START Records provided

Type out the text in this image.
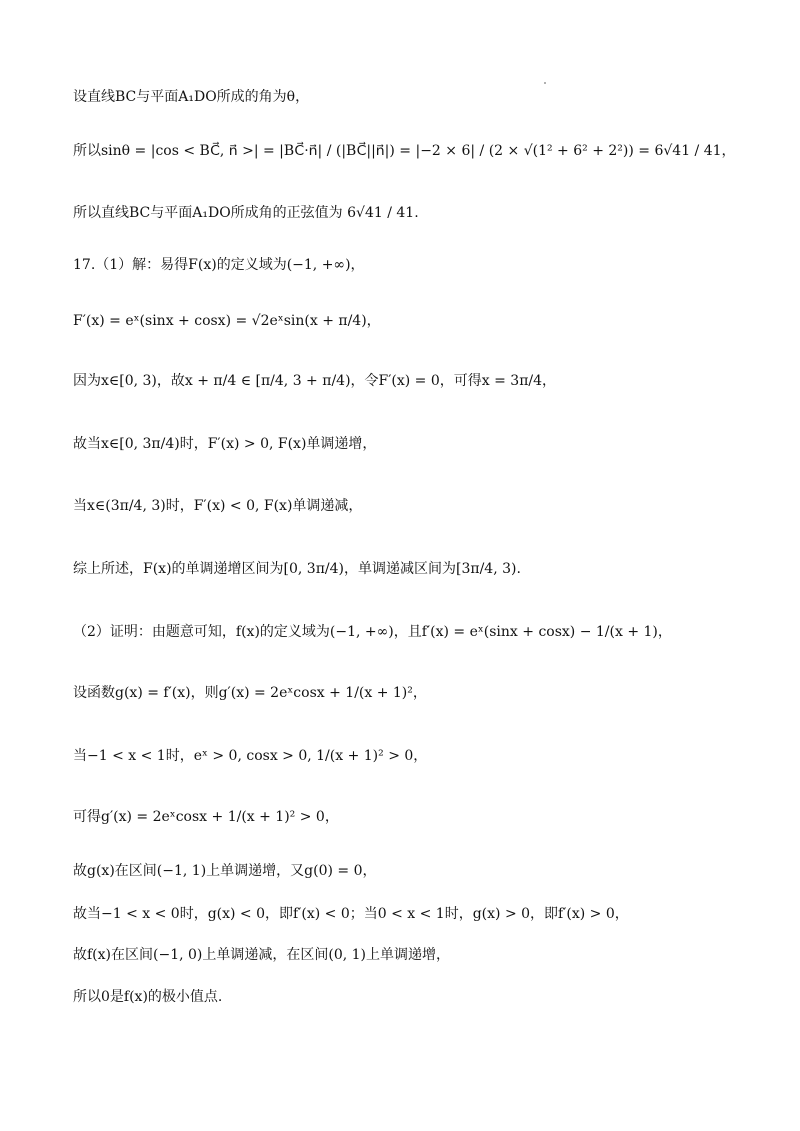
设直线BC与平面A₁DO所成的角为θ，
所以sinθ = |cos < BC⃗, n⃗ >| = |BC⃗·n⃗| / (|BC⃗||n⃗|) = |−2 × 6| / (2 × √(1² + 6² + 2²)) = 6√41 / 41，
所以直线BC与平面A₁DO所成角的正弦值为 6√41 / 41.
17.（1）解：易得F(x)的定义域为(−1, +∞)，
F′(x) = eˣ(sinx + cosx) = √2eˣsin(x + π/4)，
因为x∈[0, 3)，故x + π/4 ∈ [π/4, 3 + π/4)，令F′(x) = 0，可得x = 3π/4，
故当x∈[0, 3π/4)时，F′(x) > 0, F(x)单调递增，
当x∈(3π/4, 3)时，F′(x) < 0, F(x)单调递减，
综上所述，F(x)的单调递增区间为[0, 3π/4)，单调递减区间为[3π/4, 3).
（2）证明：由题意可知，f(x)的定义域为(−1, +∞)，且f′(x) = eˣ(sinx + cosx) − 1/(x + 1)，
设函数g(x) = f′(x)，则g′(x) = 2eˣcosx + 1/(x + 1)²，
当−1 < x < 1时，eˣ > 0, cosx > 0, 1/(x + 1)² > 0，
可得g′(x) = 2eˣcosx + 1/(x + 1)² > 0，
故g(x)在区间(−1, 1)上单调递增，又g(0) = 0，
故当−1 < x < 0时，g(x) < 0，即f′(x) < 0；当0 < x < 1时，g(x) > 0，即f′(x) > 0，
故f(x)在区间(−1, 0)上单调递减，在区间(0, 1)上单调递增，
所以0是f(x)的极小值点.
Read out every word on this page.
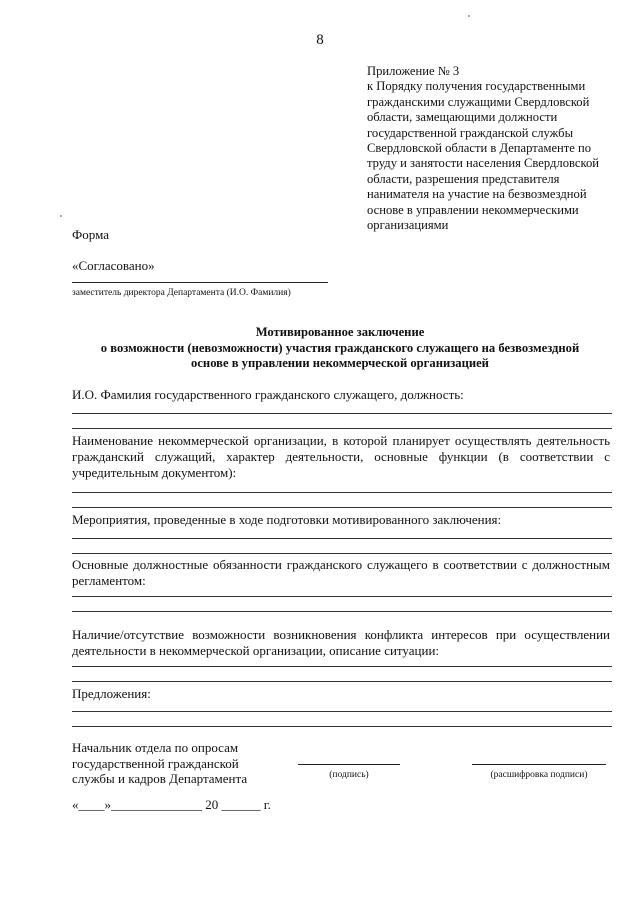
8
Приложение № 3
к Порядку получения государственными
гражданскими служащими Свердловской
области, замещающими должности
государственной гражданской службы
Свердловской области в Департаменте по
труду и занятости населения Свердловской
области, разрешения представителя
нанимателя на участие на безвозмездной
основе в управлении некоммерческими
организациями
Форма
«Согласовано»
заместитель директора Департамента (И.О. Фамилия)
Мотивированное заключение
о возможности (невозможности) участия гражданского служащего на безвозмездной
основе в управлении некоммерческой организацией
И.О. Фамилия государственного гражданского служащего, должность:
Наименование некоммерческой организации, в которой планирует осуществлять деятельность
гражданский служащий, характер деятельности, основные функции (в соответствии с
учредительным документом):
Мероприятия, проведенные в ходе подготовки мотивированного заключения:
Основные должностные обязанности гражданского служащего в соответствии с должностным
регламентом:
Наличие/отсутствие возможности возникновения конфликта интересов при осуществлении
деятельности в некоммерческой организации, описание ситуации:
Предложения:
Начальник отдела по опросам
государственной гражданской
службы и кадров Департамента	(подпись)	(расшифровка подписи)
«____»______________ 20 ______ г.
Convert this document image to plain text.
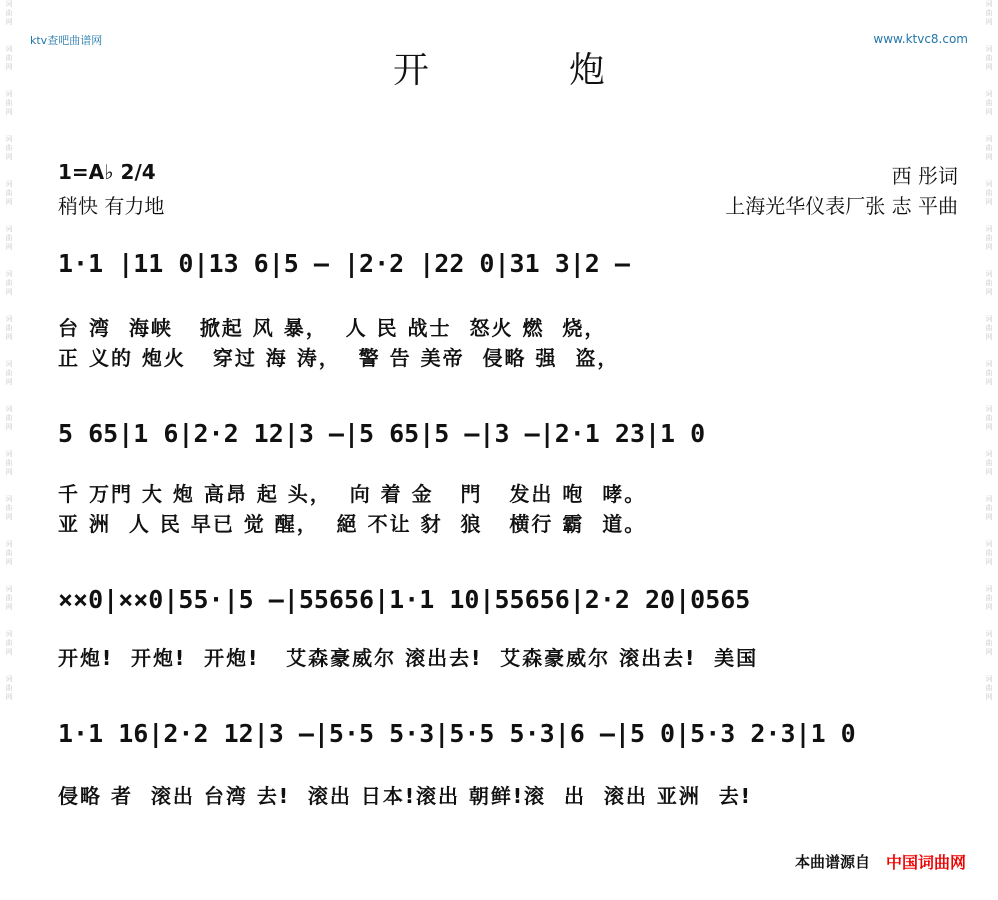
词
曲
网

词
曲
网

词
曲
网

词
曲
网

词
曲
网

词
曲
网

词
曲
网

词
曲
网

词
曲
网

词
曲
网

词
曲
网

词
曲
网

词
曲
网

词
曲
网

词
曲
网

词
曲
网
词
曲
网

词
曲
网

词
曲
网

词
曲
网

词
曲
网

词
曲
网

词
曲
网

词
曲
网

词
曲
网

词
曲
网

词
曲
网

词
曲
网

词
曲
网

词
曲
网

词
曲
网

词
曲
网
ktv查吧曲谱网	www.ktvc8.com
开炮
1=A♭ 2/4
稍快 有力地
西 彤词
上海光华仪表厂张 志 平曲
1·1 |11 0|13 6|5 — |2·2 |22 0|31 3|2 —
台 湾  海峡   掀起 风 暴，  人 民 战士  怒火 燃  烧，
正 义的 炮火   穿过 海 涛，  警 告 美帝  侵略 强  盗，
5 65|1 6|2·2 12|3 —|5 65|5 —|3 —|2·1 23|1 0
千 万門 大 炮 高昂 起 头，  向 着 金   門   发出 咆  哮。
亚 洲  人 民 早已 觉 醒，  絕 不让 豺  狼   横行 霸  道。
××0|××0|55·|5 —|55656|1·1 10|55656|2·2 20|0565
开炮!  开炮!  开炮!   艾森豪威尔 滚出去!  艾森豪威尔 滚出去!  美国
1·1 16|2·2 12|3 —|5·5 5·3|5·5 5·3|6 —|5 0|5·3 2·3|1 0
侵略 者  滚出 台湾 去!  滚出 日本!滚出 朝鲜!滚  出  滚出 亚洲  去!
本曲谱源自 中国词曲网
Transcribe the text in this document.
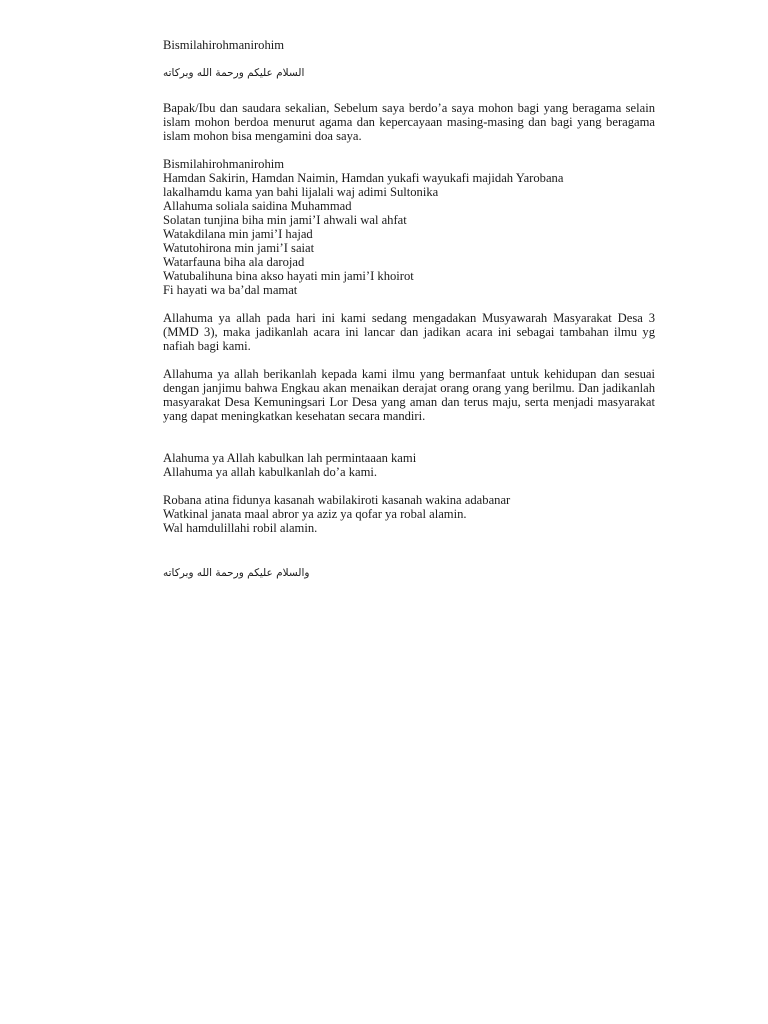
Bismilahirohmanirohim

السلام عليكم ورحمة الله وبركاته

Bapak/Ibu dan saudara sekalian, Sebelum saya berdo’a saya mohon bagi yang beragama selain islam mohon berdoa menurut agama dan kepercayaan masing-masing dan bagi yang beragama islam mohon bisa mengamini doa saya.

Bismilahirohmanirohim

Hamdan Sakirin, Hamdan Naimin, Hamdan yukafi wayukafi majidah Yarobana

lakalhamdu kama yan bahi lijalali waj adimi Sultonika

Allahuma soliala saidina Muhammad

Solatan tunjina biha min jami’I ahwali wal ahfat

Watakdilana min jami’I hajad

Watutohirona min jami’I saiat

Watarfauna biha ala darojad

Watubalihuna bina akso hayati min jami’I khoirot

Fi hayati wa ba’dal mamat

Allahuma ya allah pada hari ini kami sedang mengadakan Musyawarah Masyarakat Desa 3 (MMD 3), maka jadikanlah acara ini lancar dan jadikan acara ini sebagai tambahan ilmu yg nafiah bagi kami.

Allahuma ya allah berikanlah kepada kami ilmu yang bermanfaat untuk kehidupan dan sesuai dengan janjimu bahwa Engkau akan menaikan derajat orang orang yang berilmu. Dan jadikanlah masyarakat Desa Kemuningsari Lor Desa yang aman dan terus maju, serta menjadi masyarakat yang dapat meningkatkan kesehatan secara mandiri.

Alahuma ya Allah kabulkan lah permintaaan kami

Allahuma ya allah kabulkanlah do’a kami.

Robana atina fidunya kasanah wabilakiroti kasanah wakina adabanar

Watkinal janata maal abror ya aziz ya qofar ya robal alamin.

Wal hamdulillahi robil alamin.

والسلام عليكم ورحمة الله وبركاته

END Records provided

## Aim of the task
Pictures are not part of the copy; output everything else in the records exactly.

## Exercise response
Type out the text in this image.
设直线BC与平面A₁DO所成的角为θ，
所以sinθ = |cos < BC⃗, n⃗ >| = |BC⃗·n⃗| / (|BC⃗||n⃗|) = |−2 × 6| / (2 × √(1² + 6² + 2²)) = 6√41 / 41，
所以直线BC与平面A₁DO所成角的正弦值为 6√41 / 41.
17.（1）解：易得F(x)的定义域为(−1, +∞)，
F′(x) = eˣ(sinx + cosx) = √2eˣsin(x + π/4)，
因为x∈[0, 3)，故x + π/4 ∈ [π/4, 3 + π/4)，令F′(x) = 0，可得x = 3π/4，
故当x∈[0, 3π/4)时，F′(x) > 0, F(x)单调递增，
当x∈(3π/4, 3)时，F′(x) < 0, F(x)单调递减，
综上所述，F(x)的单调递增区间为[0, 3π/4)，单调递减区间为[3π/4, 3).
（2）证明：由题意可知，f(x)的定义域为(−1, +∞)，且f′(x) = eˣ(sinx + cosx) − 1/(x + 1)，
设函数g(x) = f′(x)，则g′(x) = 2eˣcosx + 1/(x + 1)²，
当−1 < x < 1时，eˣ > 0, cosx > 0, 1/(x + 1)² > 0，
可得g′(x) = 2eˣcosx + 1/(x + 1)² > 0，
故g(x)在区间(−1, 1)上单调递增，又g(0) = 0，
故当−1 < x < 0时，g(x) < 0，即f′(x) < 0；当0 < x < 1时，g(x) > 0，即f′(x) > 0，
故f(x)在区间(−1, 0)上单调递减，在区间(0, 1)上单调递增，
所以0是f(x)的极小值点.
Read out every word on this page.
8
Приложение № 3
к Порядку получения государственными
гражданскими служащими Свердловской
области, замещающими должности
государственной гражданской службы
Свердловской области в Департаменте по
труду и занятости населения Свердловской
области, разрешения представителя
нанимателя на участие на безвозмездной
основе в управлении некоммерческими
организациями
Форма
«Согласовано»
заместитель директора Департамента (И.О. Фамилия)
Мотивированное заключение
о возможности (невозможности) участия гражданского служащего на безвозмездной
основе в управлении некоммерческой организацией
И.О. Фамилия государственного гражданского служащего, должность:
Наименование некоммерческой организации, в которой планирует осуществлять деятельность
гражданский служащий, характер деятельности, основные функции (в соответствии с
учредительным документом):
Мероприятия, проведенные в ходе подготовки мотивированного заключения:
Основные должностные обязанности гражданского служащего в соответствии с должностным
регламентом:
Наличие/отсутствие возможности возникновения конфликта интересов при осуществлении
деятельности в некоммерческой организации, описание ситуации:
Предложения:
Начальник отдела по опросам
государственной гражданской
службы и кадров Департамента	(подпись)	(расшифровка подписи)
«____»______________ 20 ______ г.
Convert this document image to plain text.
词
曲
网

词
曲
网

词
曲
网

词
曲
网

词
曲
网

词
曲
网

词
曲
网

词
曲
网

词
曲
网

词
曲
网

词
曲
网

词
曲
网

词
曲
网

词
曲
网

词
曲
网

词
曲
网
词
曲
网

词
曲
网

词
曲
网

词
曲
网

词
曲
网

词
曲
网

词
曲
网

词
曲
网

词
曲
网

词
曲
网

词
曲
网

词
曲
网

词
曲
网

词
曲
网

词
曲
网

词
曲
网
ktv查吧曲谱网	www.ktvc8.com
开炮
1=A♭ 2/4
稍快 有力地
西 彤词
上海光华仪表厂张 志 平曲
1·1 |11 0|13 6|5 — |2·2 |22 0|31 3|2 —
台 湾  海峡   掀起 风 暴，  人 民 战士  怒火 燃  烧，
正 义的 炮火   穿过 海 涛，  警 告 美帝  侵略 强  盗，
5 65|1 6|2·2 12|3 —|5 65|5 —|3 —|2·1 23|1 0
千 万門 大 炮 高昂 起 头，  向 着 金   門   发出 咆  哮。
亚 洲  人 民 早已 觉 醒，  絕 不让 豺  狼   横行 霸  道。
××0|××0|55·|5 —|55656|1·1 10|55656|2·2 20|0565
开炮!  开炮!  开炮!   艾森豪威尔 滚出去!  艾森豪威尔 滚出去!  美国
1·1 16|2·2 12|3 —|5·5 5·3|5·5 5·3|6 —|5 0|5·3 2·3|1 0
侵略 者  滚出 台湾 去!  滚出 日本!滚出 朝鲜!滚  出  滚出 亚洲  去!
本曲谱源自 中国词曲网
Transcribe the text in this document.
Bismilahirohmanirohim

السلام عليكم ورحمة الله وبركاته

Bapak/Ibu dan saudara sekalian, Sebelum saya berdo’a saya mohon bagi yang beragama selain islam mohon berdoa menurut agama dan kepercayaan masing-masing dan bagi yang beragama islam mohon bisa mengamini doa saya.

Bismilahirohmanirohim

Hamdan Sakirin, Hamdan Naimin, Hamdan yukafi wayukafi majidah Yarobana

lakalhamdu kama yan bahi lijalali waj adimi Sultonika

Allahuma soliala saidina Muhammad

Solatan tunjina biha min jami’I ahwali wal ahfat

Watakdilana min jami’I hajad

Watutohirona min jami’I saiat

Watarfauna biha ala darojad

Watubalihuna bina akso hayati min jami’I khoirot

Fi hayati wa ba’dal mamat

Allahuma ya allah pada hari ini kami sedang mengadakan Musyawarah Masyarakat Desa 3 (MMD 3), maka jadikanlah acara ini lancar dan jadikan acara ini sebagai tambahan ilmu yg nafiah bagi kami.

Allahuma ya allah berikanlah kepada kami ilmu yang bermanfaat untuk kehidupan dan sesuai dengan janjimu bahwa Engkau akan menaikan derajat orang orang yang berilmu. Dan jadikanlah masyarakat Desa Kemuningsari Lor Desa yang aman dan terus maju, serta menjadi masyarakat yang dapat meningkatkan kesehatan secara mandiri.

Alahuma ya Allah kabulkan lah permintaaan kami

Allahuma ya allah kabulkanlah do’a kami.

Robana atina fidunya kasanah wabilakiroti kasanah wakina adabanar

Watkinal janata maal abror ya aziz ya qofar ya robal alamin.

Wal hamdulillahi robil alamin.

والسلام عليكم ورحمة الله وبركاته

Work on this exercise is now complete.